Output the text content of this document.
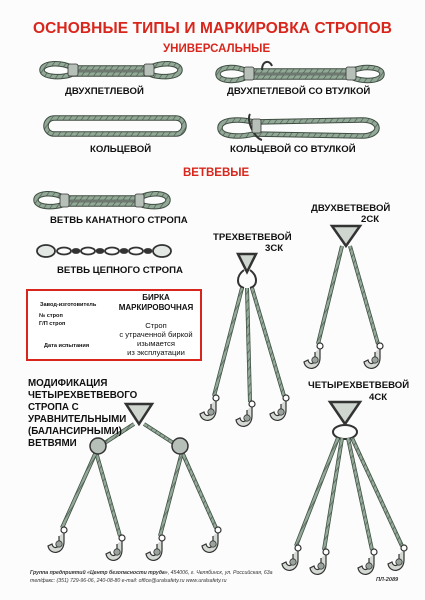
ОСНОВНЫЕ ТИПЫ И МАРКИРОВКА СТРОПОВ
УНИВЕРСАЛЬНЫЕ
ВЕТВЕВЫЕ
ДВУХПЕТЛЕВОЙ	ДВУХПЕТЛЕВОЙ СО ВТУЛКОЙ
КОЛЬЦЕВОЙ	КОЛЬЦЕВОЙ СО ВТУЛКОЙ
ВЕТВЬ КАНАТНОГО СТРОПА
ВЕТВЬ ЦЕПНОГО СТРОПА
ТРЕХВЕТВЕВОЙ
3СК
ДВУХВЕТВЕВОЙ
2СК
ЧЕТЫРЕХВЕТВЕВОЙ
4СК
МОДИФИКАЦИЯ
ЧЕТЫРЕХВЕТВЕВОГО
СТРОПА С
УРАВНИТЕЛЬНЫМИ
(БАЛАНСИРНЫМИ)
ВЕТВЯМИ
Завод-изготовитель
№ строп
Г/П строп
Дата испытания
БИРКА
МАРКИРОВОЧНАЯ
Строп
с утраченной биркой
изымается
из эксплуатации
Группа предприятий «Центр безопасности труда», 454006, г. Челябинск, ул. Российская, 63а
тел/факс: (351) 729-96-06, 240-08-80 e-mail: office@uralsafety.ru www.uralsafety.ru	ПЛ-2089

---

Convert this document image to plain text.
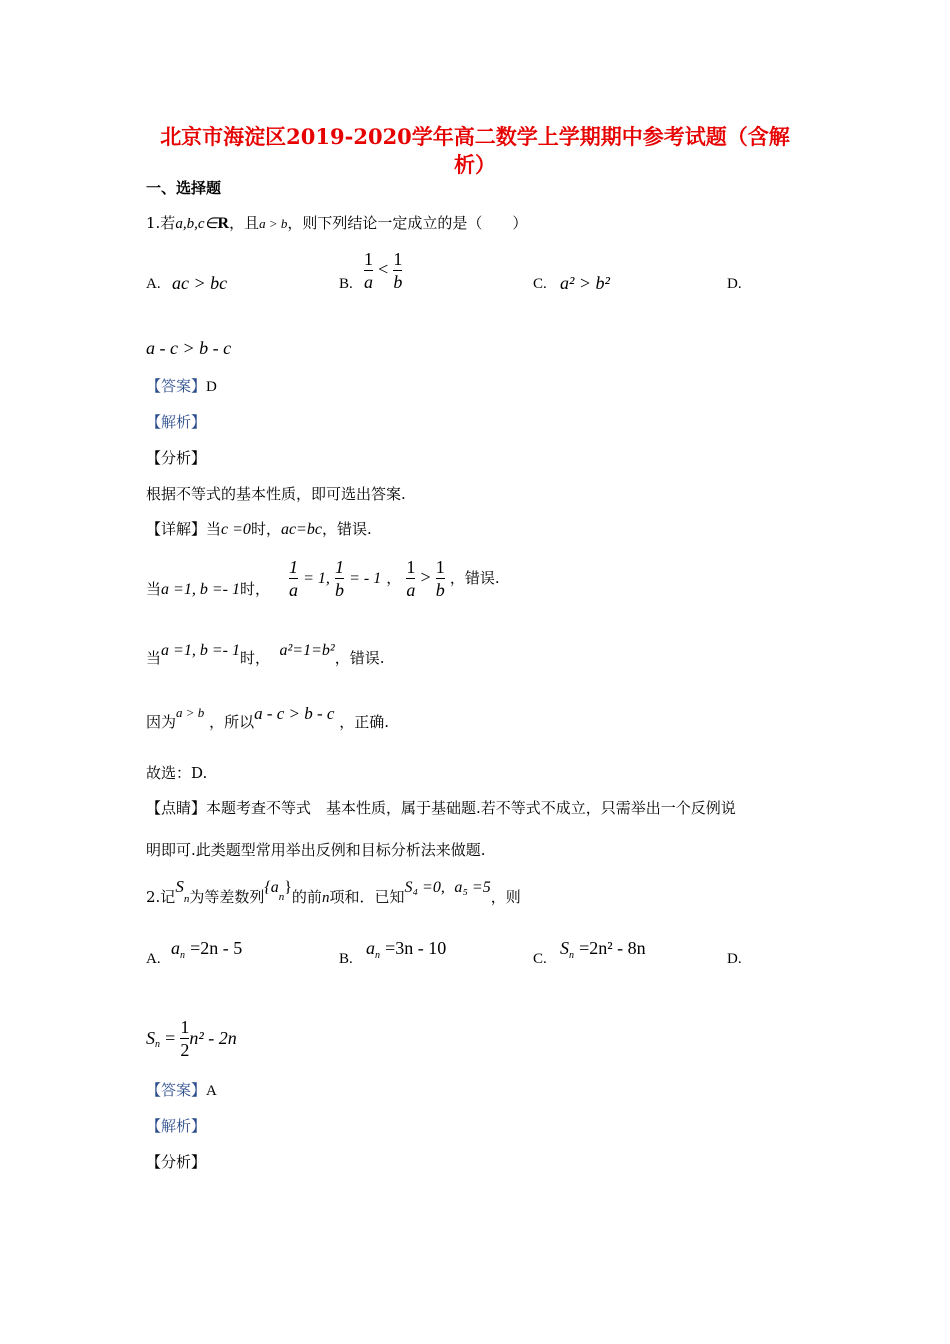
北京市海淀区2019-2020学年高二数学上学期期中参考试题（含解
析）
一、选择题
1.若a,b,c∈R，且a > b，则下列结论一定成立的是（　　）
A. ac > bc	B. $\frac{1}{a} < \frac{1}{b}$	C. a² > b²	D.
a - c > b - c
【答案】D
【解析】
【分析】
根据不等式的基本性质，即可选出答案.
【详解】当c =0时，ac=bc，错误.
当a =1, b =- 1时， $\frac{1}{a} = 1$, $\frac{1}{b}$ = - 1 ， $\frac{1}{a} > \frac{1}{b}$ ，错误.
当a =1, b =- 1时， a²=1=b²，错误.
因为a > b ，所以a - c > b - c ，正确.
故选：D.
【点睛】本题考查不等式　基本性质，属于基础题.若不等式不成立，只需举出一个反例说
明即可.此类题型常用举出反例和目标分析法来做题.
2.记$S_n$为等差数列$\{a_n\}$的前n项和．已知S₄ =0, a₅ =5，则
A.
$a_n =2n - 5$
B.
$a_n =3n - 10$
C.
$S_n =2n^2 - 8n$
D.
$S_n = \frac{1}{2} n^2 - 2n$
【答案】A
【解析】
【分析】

#### WORK INSTRUCTIONS:
Select and copy every line of the material that holds the string "this".

#### REPLY TO THE EXERCISE:
Output the text content of this document.
Convert this document image to plain text.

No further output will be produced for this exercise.